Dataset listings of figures

______

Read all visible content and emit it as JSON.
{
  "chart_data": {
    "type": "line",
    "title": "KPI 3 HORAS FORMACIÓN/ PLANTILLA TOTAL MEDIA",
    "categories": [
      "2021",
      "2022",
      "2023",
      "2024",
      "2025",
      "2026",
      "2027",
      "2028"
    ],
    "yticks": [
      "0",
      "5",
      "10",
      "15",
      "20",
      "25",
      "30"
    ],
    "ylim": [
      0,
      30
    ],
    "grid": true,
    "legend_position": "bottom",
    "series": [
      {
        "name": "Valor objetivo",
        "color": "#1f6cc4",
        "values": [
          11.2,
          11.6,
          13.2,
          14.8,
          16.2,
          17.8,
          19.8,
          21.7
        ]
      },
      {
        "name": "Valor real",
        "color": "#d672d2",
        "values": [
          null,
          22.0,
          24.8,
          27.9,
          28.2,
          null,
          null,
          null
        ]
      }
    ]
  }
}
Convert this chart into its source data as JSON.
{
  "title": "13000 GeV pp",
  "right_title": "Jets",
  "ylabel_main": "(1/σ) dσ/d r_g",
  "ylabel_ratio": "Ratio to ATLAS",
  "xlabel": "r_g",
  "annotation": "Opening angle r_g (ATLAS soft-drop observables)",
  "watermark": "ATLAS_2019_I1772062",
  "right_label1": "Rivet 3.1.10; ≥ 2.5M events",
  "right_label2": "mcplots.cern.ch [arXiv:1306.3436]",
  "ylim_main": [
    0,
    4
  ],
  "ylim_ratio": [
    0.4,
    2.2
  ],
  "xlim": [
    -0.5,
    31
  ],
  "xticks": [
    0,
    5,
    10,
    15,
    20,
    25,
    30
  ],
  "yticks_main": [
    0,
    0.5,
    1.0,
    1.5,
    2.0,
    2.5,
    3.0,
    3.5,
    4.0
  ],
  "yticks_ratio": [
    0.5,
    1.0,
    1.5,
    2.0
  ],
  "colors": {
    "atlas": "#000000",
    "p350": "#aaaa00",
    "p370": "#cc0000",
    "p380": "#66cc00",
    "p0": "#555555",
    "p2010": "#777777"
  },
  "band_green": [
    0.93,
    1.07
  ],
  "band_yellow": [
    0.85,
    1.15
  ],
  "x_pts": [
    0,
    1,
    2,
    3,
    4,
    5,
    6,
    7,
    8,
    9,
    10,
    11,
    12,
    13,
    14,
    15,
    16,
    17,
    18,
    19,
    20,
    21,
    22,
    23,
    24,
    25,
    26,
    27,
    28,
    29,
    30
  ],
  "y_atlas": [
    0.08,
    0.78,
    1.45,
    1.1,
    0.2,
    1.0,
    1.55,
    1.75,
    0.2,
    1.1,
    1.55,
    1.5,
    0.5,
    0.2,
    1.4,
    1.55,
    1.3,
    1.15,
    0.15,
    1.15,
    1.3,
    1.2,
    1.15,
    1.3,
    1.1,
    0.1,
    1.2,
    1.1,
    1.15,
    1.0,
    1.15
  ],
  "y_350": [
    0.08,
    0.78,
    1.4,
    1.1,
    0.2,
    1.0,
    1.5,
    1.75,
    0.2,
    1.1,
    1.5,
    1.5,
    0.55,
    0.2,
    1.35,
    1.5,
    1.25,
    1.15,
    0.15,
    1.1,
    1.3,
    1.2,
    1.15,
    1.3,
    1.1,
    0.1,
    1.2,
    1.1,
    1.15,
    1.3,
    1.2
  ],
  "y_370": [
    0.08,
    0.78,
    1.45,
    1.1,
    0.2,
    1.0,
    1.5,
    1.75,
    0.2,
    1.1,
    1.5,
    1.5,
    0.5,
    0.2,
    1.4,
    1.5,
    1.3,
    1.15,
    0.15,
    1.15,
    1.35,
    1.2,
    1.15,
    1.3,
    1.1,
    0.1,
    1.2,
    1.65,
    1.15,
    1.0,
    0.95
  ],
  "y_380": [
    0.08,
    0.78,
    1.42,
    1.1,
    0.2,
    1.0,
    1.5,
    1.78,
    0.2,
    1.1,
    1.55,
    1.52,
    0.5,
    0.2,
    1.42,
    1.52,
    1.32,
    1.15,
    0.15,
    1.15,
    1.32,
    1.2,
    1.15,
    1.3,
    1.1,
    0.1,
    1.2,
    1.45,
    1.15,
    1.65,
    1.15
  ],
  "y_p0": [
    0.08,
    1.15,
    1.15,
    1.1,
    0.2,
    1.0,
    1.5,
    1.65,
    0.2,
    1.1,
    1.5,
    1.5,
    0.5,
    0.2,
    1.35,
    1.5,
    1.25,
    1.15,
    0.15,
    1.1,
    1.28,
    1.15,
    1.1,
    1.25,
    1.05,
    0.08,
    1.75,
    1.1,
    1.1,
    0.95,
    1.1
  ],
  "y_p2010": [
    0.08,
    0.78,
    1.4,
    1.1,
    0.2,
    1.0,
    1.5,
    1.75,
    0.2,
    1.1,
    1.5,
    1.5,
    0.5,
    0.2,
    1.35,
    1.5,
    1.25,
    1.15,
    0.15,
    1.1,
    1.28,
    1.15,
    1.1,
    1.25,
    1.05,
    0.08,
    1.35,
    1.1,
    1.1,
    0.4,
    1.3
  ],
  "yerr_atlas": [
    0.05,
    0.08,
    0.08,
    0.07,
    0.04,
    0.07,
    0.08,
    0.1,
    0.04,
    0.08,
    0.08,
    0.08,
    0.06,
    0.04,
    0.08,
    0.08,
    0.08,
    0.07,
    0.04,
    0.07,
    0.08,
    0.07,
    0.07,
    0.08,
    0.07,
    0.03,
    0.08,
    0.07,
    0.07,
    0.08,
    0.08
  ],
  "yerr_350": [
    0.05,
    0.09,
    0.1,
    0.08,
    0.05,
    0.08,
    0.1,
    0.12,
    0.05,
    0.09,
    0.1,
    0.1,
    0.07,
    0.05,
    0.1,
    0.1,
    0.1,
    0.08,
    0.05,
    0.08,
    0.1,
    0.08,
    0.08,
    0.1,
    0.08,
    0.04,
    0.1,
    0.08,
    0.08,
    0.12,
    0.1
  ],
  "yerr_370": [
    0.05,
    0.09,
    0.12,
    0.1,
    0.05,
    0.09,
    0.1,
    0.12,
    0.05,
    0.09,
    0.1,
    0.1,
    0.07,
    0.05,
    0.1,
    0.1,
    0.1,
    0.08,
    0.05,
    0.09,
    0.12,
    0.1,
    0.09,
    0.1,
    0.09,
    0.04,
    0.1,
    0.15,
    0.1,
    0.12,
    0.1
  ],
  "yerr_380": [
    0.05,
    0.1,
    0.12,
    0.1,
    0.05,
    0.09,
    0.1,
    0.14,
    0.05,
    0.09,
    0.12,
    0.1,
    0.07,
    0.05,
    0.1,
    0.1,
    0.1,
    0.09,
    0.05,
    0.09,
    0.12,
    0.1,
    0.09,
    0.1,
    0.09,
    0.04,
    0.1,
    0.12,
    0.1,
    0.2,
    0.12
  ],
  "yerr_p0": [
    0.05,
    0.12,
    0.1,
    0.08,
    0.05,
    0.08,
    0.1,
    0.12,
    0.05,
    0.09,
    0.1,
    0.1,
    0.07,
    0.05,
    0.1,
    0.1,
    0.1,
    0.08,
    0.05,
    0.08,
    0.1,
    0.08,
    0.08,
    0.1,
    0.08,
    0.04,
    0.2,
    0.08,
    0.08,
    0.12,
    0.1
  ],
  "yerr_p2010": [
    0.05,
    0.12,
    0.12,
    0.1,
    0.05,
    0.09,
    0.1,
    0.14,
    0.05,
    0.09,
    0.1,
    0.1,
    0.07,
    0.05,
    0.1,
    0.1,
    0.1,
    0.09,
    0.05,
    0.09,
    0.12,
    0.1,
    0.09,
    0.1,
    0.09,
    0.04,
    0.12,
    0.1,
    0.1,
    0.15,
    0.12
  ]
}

______

PROBLEM TO WORK ON
Look through the entries above for the word "name". Copy every line where it shows up.

ANSWER BELOW
        "name": "Valor objetivo",
        "name": "Valor real",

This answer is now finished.